Решившись порвать с Ордой, Иван III перестал отправлять ей дань и заточил посла хана Ахмата. В ответ же хан попытался наказать Русь: в 1480 г. он заручился поддержкой великого князя литовского и подошел к Оке у впадения в нее Угры, ожидая литовцев. Но на Литву в это же время напал союзник Москвы, крымский хан Менгли-Гирей. Противники остались один на один — их разделяла лишь неширокая река. Настал решительный момент многовековой борьбы.
Иван III колебался, принимать ли вызов. На карту было поставлено слишком многое, а московские правители не любили сражаться без полной уверенности в победе. Многие бояре советовали уступить, не рискуя и не подвергая случайностям войны всего, достигнутого трудом столетий. Князь, при поддержке митрополита, принял решение не пускать хана за Оку и возглавил войско, ставшее у Калуги. Ордынцы не раз пытались переправиться через реку, но русские, имевшие огнестрельное оружие, их отбили (у татар были только луки, копья и сабли). С наступлением осенних холодов река замерзла. Препятствовать переправе стало невозможно, и русские войска отошли от берега. Но противников, измученных долгим бесплодным «стоянием», этот маневр испугал. Они начали отступление, превратившееся в бегство. Так было покончено с игом Орды на Руси.

▶ [Записи]
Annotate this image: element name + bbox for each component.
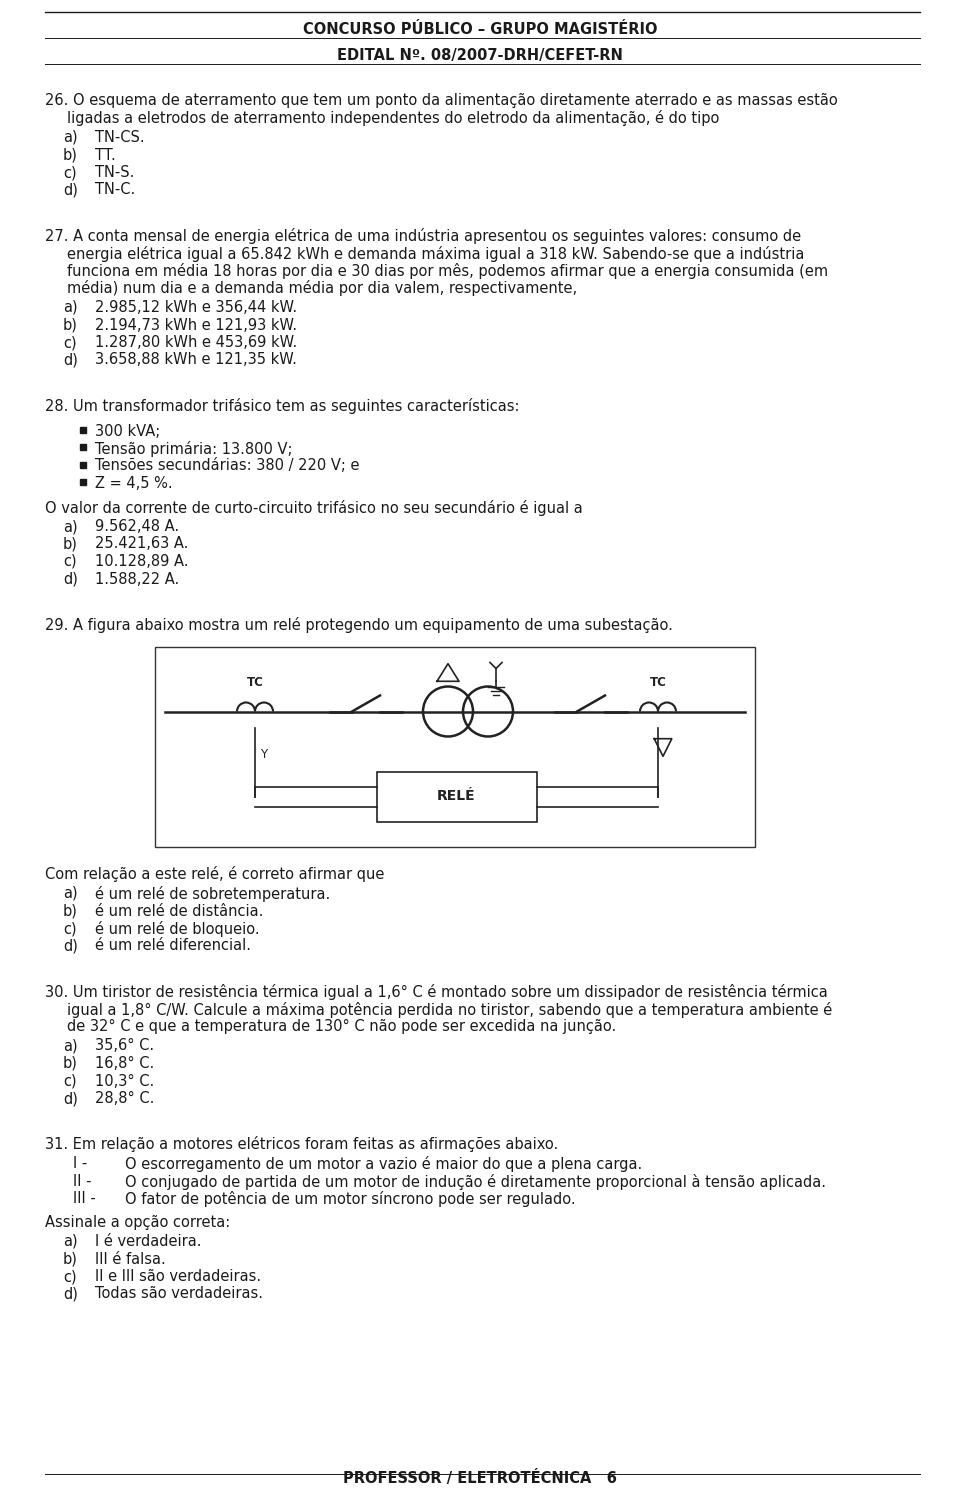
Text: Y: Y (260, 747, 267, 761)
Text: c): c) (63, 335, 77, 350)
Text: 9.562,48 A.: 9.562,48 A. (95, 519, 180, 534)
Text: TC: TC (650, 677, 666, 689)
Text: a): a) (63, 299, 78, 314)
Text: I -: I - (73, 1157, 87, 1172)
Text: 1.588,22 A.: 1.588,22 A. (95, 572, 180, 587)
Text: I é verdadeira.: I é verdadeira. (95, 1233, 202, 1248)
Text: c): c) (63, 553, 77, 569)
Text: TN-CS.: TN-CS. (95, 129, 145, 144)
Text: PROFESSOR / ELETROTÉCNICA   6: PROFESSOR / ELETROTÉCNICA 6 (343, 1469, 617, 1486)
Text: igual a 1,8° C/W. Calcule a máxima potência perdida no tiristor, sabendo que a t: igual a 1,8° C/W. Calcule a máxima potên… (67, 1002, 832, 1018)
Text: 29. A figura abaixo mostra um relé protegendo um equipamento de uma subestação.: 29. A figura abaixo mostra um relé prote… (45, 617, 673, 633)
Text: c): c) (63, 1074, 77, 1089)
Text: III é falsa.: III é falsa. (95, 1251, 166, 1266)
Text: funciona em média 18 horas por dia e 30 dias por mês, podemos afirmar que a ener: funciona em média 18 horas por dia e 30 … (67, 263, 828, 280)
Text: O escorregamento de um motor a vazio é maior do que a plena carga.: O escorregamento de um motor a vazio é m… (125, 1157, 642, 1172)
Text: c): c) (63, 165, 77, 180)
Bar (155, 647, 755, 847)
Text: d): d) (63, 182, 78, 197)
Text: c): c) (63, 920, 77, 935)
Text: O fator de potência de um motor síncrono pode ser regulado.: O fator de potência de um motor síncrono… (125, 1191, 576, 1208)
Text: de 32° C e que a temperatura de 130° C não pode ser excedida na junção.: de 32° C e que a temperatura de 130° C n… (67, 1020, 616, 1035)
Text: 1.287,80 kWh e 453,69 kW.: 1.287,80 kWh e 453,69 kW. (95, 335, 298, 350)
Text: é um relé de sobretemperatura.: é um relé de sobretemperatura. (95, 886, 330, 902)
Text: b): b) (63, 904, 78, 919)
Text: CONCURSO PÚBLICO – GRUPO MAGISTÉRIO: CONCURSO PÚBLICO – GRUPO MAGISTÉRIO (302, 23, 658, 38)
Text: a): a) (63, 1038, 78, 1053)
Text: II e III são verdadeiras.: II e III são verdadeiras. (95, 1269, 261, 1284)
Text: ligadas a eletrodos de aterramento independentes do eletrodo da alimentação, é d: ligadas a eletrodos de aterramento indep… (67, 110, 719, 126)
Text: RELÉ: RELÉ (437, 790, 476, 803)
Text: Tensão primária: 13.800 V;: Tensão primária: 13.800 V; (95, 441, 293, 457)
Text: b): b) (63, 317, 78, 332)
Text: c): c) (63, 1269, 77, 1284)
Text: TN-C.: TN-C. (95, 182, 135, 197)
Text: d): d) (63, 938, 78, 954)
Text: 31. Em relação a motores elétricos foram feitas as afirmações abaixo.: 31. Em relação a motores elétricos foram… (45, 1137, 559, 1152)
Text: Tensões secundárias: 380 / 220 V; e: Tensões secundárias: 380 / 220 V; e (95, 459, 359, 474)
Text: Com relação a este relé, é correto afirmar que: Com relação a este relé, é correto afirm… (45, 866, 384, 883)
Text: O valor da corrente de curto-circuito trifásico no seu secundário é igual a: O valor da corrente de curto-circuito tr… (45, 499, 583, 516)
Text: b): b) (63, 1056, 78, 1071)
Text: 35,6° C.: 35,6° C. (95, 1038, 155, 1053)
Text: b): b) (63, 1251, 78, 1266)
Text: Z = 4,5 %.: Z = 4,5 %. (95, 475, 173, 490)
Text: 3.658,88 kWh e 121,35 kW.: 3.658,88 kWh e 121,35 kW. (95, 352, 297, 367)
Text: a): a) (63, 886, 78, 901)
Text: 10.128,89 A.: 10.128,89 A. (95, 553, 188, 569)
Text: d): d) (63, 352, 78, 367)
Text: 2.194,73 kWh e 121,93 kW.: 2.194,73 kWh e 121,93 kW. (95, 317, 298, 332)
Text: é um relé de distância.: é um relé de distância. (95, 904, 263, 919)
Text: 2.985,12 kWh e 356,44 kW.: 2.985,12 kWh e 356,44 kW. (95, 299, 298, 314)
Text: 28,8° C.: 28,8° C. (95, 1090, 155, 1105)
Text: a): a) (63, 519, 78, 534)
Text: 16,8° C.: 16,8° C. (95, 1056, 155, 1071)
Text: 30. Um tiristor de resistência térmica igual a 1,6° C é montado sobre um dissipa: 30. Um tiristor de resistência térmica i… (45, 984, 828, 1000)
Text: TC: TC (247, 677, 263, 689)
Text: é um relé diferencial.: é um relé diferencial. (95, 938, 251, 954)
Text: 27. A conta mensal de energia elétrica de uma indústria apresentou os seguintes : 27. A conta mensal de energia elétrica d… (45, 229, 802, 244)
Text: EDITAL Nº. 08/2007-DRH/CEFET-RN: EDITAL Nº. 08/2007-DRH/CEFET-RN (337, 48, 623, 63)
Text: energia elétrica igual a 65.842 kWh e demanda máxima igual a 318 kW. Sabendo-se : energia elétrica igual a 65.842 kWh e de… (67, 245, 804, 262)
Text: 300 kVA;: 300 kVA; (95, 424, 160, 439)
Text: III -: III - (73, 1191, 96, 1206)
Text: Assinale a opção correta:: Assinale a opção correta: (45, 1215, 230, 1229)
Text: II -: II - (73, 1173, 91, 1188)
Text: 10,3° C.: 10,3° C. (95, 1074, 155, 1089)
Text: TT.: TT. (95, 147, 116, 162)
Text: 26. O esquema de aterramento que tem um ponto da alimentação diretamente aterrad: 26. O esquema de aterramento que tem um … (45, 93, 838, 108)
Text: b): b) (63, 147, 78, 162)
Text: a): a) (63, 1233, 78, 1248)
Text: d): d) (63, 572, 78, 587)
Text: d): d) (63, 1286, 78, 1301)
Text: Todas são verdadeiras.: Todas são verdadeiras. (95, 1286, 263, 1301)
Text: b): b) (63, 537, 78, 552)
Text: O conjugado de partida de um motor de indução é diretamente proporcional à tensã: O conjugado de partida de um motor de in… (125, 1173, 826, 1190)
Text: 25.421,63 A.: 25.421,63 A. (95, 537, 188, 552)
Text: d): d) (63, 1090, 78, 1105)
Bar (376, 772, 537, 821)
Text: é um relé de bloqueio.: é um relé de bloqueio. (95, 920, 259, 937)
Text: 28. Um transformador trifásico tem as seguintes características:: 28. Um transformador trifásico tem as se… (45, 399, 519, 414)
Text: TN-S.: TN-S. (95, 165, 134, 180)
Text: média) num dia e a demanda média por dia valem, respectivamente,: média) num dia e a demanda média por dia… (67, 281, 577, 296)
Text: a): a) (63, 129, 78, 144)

▶ [Выполните задания]
- 1) В записях возьмите часть, которая начинается строкой с «Text: Y: Y (260, 747, 267, 761)» и заканчивается строкой с «Text: PROFESSOR /». Замените в ней «PROFESSOR» на «DOCENTE» и выведите только эти строки, больше ничего не меняя.
- 2) Напишите продолжение текста о стоянии на Угре после его последнего предложения.
Записи никак не связаны с текстом о стоянии на Угре.

▶ [Ответы]
- 1)
Text: Y: Y (260, 747, 267, 761)
Text: c): c) (63, 335, 77, 350)
Text: 9.562,48 A.: 9.562,48 A. (95, 519, 180, 534)
Text: TC: TC (650, 677, 666, 689)
Text: a): a) (63, 299, 78, 314)
Text: I -: I - (73, 1157, 87, 1172)
Text: 1.588,22 A.: 1.588,22 A. (95, 572, 180, 587)
Text: I é verdadeira.: I é verdadeira. (95, 1233, 202, 1248)
Text: c): c) (63, 553, 77, 569)
Text: TN-CS.: TN-CS. (95, 129, 145, 144)
Text: DOCENTE / ELETROTÉCNICA   6: DOCENTE / ELETROTÉCNICA 6 (343, 1469, 617, 1486)

- 2)
Иван III предъявляет претензии на императорский титул
Русь стала независимым государством и могла теперь выйти на мировую арену.
Момент был удачным. В 1453 г. турки взяли штурмом гордую столицу Византии Константинополь. К концу XV в. распалась на несколько ханств ослабшая Золотая Орда. На границах Европы и Азии открылись две «вакансии»: новой столицы православия и нового «центра управления» степными просторами.
Москва предъявляла претензии на обе: как единственное независимое православное государство она могла возглавить дело защиты веры; как часть огромной империи, созданной когда-то Бату-ханом, она была одной из наследниц гигантских степей, лежавших за Окой и Волгой.
Европейские монархи, однако, не стремились признать вчерашнего данника Орды хотя бы равным себе. Права московских правителей нужно было подкрепить достойным титулом, символикой и генеалогией. Самым острым был вопрос титула. Что, собственно, такое «великий князь московский» и даже «великий князь всея Руси»? Буквальный перевод на латынь (язык европейской дипломатии) ставил великих князей в ряд высшей знати, но много ниже короля, императора Священной Римской империи или султана Турции. Ближайшие страны, Литва и Польша, долго отказывались именовать Ивана III даже «государем всея Руси». Ливонский орден, Дания и Австрия изредка называли его «царем» (слово, происходящее от «цезарь») и даже «всея Руси императором», но чаще использовали скромный титул «великий князь».
Ивану III его права на самый высокий ранг казались абсолютно бесспорными. Свой титул он поначалу увеличивал, так сказать, арифметически, добавляя названия княжеств и земель — «Иоанн, Божьей милостью государь и великий князь всея Руси, Владимирский, Московский, Псковский, Новгородский, Тверской…» и прочее, но это не ставило его выше в глазах монархов и не меняло статуса.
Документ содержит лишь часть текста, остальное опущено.